** Problem to solve **
Copy every line from the material below that holds "shown".

[Extracted data entries]

--------

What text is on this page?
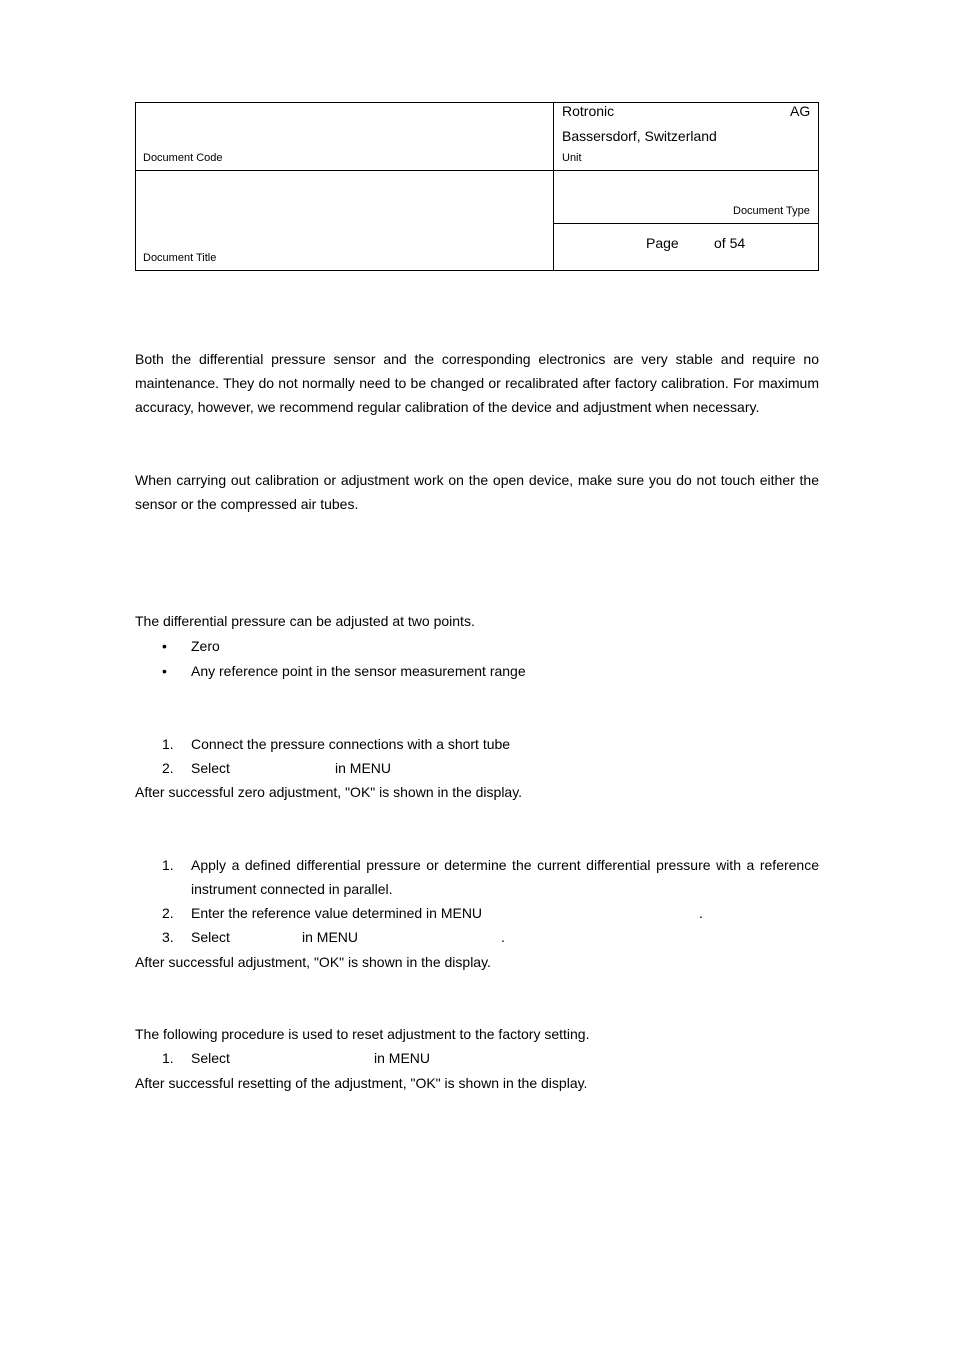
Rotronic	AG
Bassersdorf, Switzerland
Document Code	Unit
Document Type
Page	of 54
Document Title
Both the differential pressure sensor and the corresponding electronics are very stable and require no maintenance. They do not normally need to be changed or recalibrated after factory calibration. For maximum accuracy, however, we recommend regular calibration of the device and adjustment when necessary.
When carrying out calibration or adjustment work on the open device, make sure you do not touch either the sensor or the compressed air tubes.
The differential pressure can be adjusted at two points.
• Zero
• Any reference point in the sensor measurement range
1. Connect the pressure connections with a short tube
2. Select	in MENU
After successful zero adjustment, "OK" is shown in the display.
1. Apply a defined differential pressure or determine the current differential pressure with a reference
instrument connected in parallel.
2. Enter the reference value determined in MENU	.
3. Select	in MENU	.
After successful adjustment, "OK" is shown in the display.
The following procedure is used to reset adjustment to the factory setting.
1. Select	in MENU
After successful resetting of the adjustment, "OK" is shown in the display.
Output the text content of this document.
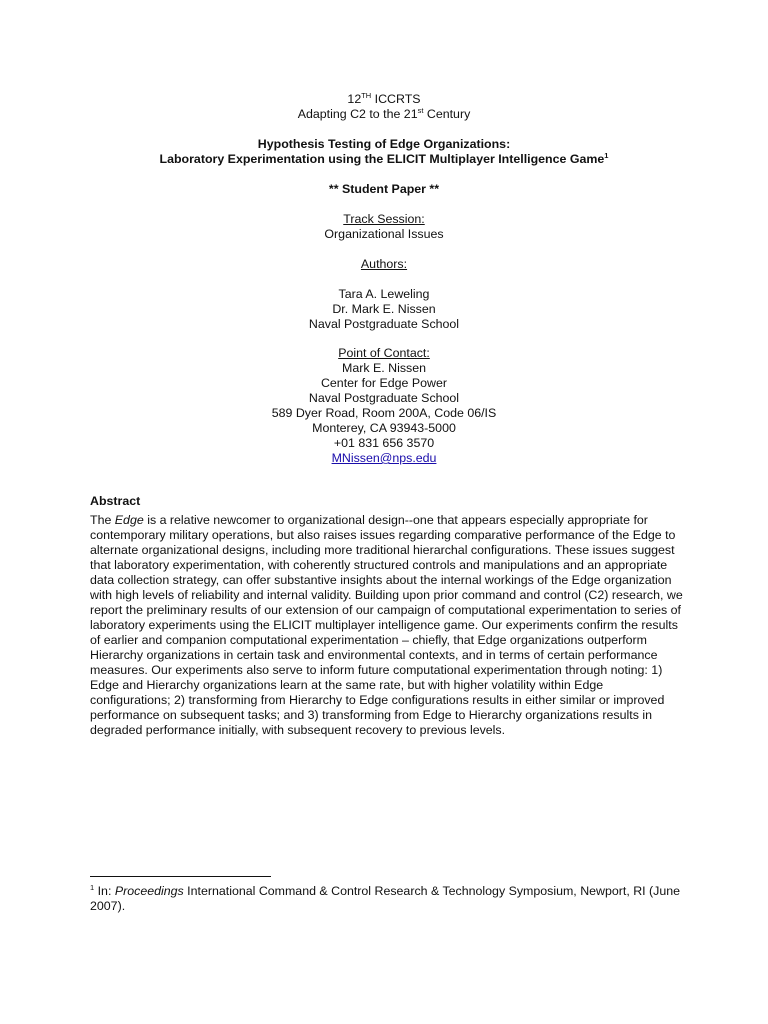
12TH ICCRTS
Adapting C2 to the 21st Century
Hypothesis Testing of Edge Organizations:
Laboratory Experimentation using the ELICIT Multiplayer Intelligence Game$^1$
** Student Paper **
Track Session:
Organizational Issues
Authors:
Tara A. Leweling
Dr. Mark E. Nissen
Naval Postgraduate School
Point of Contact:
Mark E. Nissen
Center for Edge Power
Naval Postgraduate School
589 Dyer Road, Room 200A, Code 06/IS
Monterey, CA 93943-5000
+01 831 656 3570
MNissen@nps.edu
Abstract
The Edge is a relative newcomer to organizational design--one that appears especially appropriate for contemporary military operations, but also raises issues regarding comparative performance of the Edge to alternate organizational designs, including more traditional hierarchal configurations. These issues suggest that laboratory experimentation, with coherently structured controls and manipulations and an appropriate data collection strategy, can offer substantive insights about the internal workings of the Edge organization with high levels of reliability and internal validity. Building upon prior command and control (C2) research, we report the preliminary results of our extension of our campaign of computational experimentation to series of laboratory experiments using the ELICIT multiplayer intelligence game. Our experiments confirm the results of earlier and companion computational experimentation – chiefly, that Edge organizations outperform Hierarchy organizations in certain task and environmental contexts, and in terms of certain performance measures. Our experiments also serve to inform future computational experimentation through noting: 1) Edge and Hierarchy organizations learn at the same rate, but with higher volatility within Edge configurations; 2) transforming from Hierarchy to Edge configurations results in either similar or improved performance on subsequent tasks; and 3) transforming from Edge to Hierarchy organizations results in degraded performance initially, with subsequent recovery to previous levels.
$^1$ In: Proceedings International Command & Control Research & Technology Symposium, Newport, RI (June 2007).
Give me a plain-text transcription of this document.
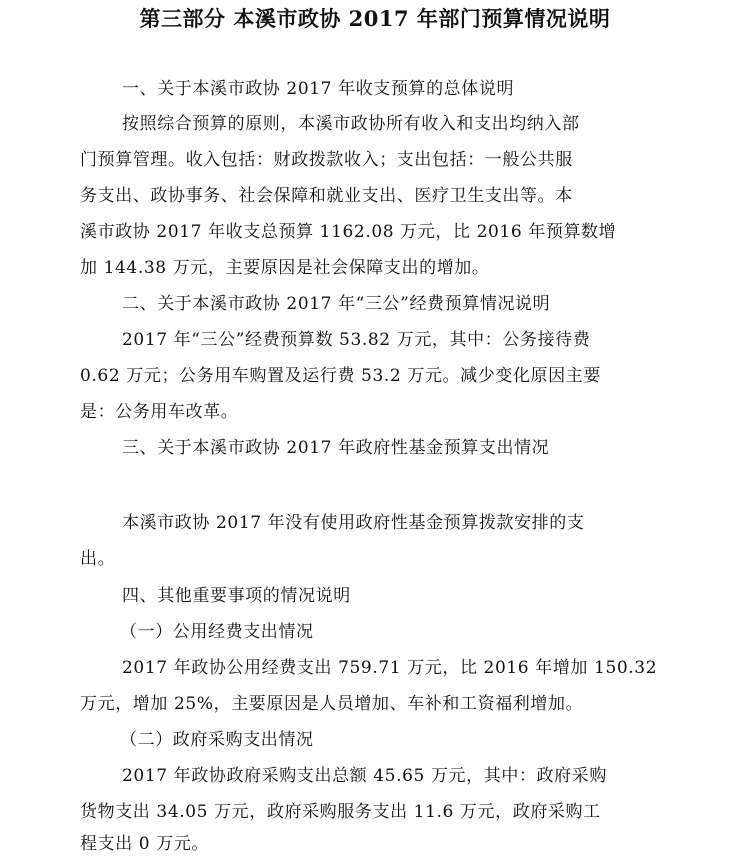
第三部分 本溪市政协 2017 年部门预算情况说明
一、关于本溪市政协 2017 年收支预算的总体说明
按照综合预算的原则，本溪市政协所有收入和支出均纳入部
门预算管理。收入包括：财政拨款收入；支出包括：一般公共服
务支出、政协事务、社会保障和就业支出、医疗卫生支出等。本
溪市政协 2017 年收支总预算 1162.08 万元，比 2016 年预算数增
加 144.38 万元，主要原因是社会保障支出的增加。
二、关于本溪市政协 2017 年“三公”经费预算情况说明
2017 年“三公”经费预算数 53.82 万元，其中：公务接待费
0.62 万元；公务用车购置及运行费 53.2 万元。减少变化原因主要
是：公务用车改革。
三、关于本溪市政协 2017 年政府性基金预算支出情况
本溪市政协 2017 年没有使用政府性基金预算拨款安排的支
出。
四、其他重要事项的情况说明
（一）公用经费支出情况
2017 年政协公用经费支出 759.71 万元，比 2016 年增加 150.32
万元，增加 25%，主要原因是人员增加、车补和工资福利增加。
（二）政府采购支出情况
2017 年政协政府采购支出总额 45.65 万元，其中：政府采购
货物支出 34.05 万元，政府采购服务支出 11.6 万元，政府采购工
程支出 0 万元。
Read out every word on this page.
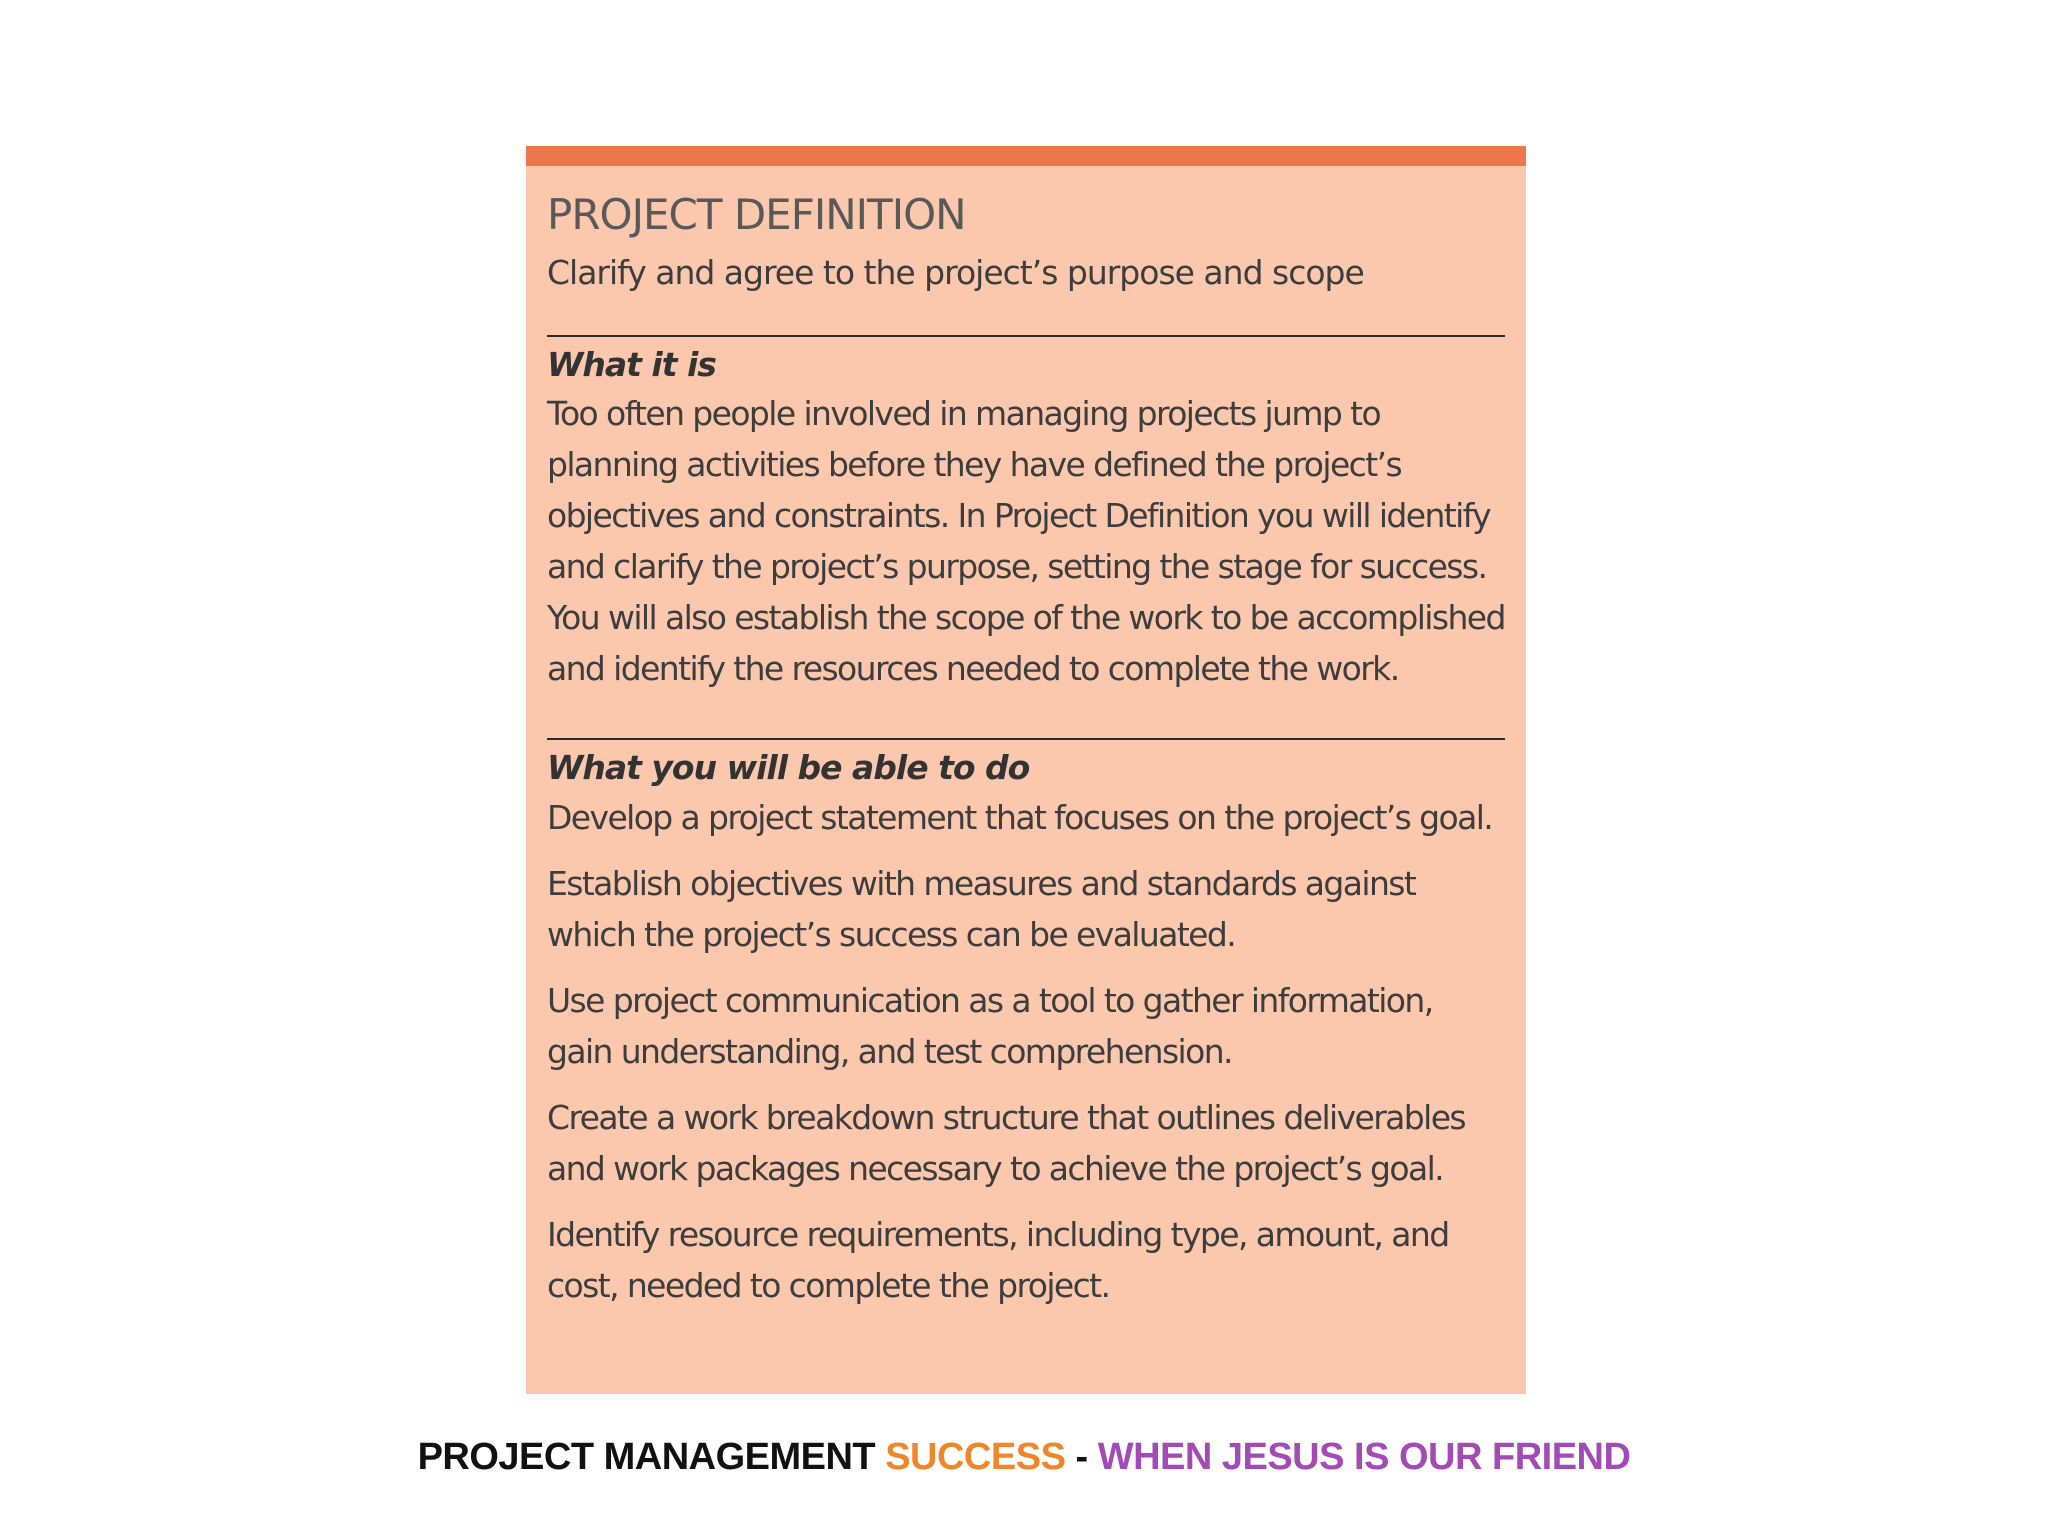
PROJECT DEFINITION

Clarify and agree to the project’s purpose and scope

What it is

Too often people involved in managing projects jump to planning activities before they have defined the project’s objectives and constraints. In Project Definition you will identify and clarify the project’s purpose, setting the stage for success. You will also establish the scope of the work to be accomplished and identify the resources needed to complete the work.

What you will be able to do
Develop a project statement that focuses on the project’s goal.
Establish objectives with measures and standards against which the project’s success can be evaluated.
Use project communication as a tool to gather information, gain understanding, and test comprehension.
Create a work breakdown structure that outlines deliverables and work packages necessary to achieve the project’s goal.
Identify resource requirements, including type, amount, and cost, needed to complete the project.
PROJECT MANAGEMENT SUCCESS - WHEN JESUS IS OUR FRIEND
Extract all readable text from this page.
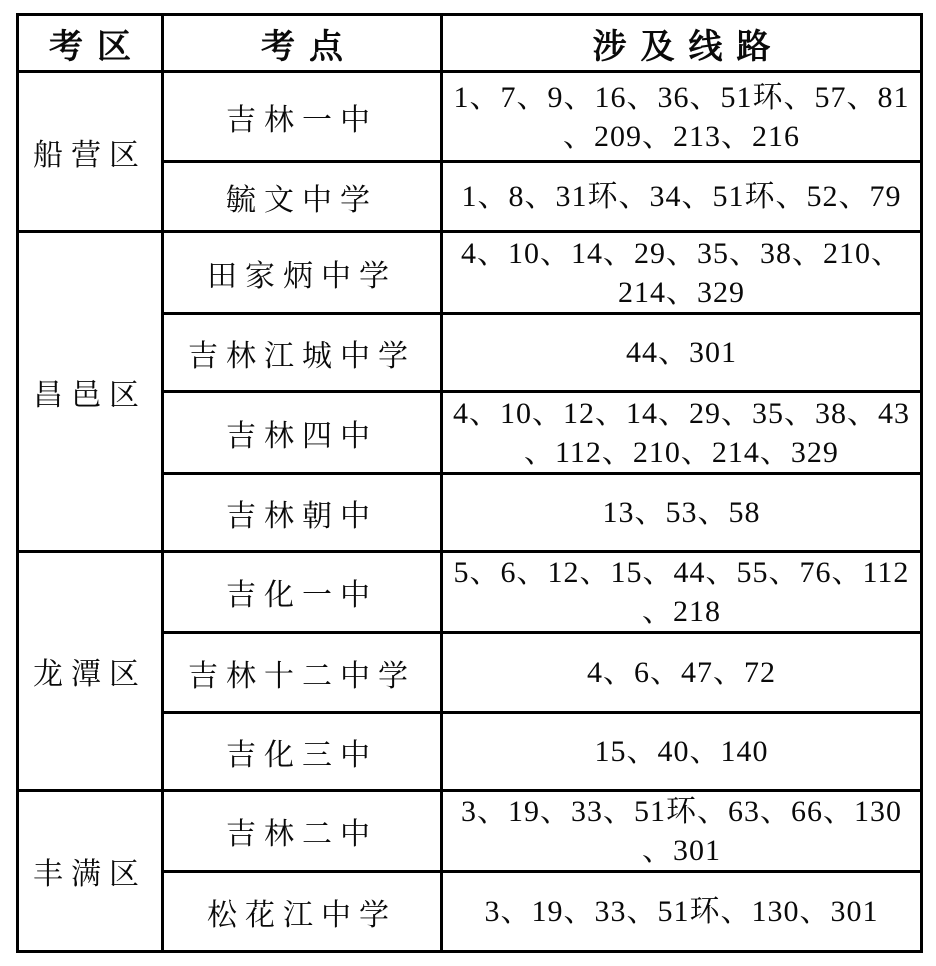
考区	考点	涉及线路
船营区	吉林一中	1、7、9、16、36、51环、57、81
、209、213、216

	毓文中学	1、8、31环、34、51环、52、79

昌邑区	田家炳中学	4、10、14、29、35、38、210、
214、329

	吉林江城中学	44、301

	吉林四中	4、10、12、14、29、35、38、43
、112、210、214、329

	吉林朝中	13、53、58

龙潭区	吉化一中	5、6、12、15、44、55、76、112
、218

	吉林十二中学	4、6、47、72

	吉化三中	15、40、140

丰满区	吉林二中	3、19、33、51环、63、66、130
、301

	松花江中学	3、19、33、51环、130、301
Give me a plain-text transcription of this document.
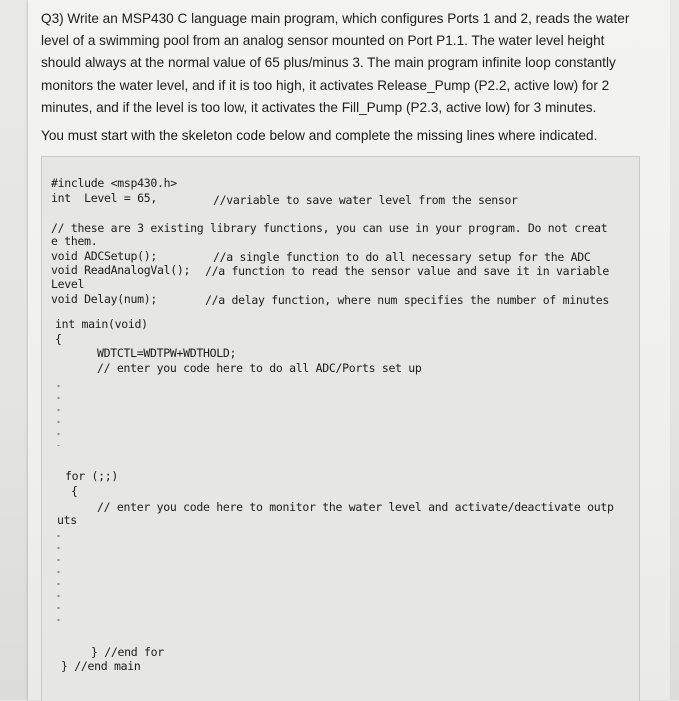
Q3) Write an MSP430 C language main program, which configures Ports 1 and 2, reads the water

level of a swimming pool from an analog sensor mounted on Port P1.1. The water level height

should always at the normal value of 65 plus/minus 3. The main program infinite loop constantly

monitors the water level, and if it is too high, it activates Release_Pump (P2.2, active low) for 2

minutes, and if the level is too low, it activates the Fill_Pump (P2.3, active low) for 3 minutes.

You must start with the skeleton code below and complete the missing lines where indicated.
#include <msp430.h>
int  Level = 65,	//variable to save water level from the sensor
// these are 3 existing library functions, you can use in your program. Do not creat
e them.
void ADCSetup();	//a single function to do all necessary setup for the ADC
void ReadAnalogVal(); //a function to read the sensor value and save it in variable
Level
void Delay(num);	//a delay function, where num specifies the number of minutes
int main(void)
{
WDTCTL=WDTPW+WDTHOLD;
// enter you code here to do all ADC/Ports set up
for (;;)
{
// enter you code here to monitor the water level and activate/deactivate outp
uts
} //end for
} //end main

--------

** Solution to this problem **
After successful zero adjustment, "OK" is shown in the display.
After successful adjustment, "OK" is shown in the display.
After successful resetting of the adjustment, "OK" is shown in the display.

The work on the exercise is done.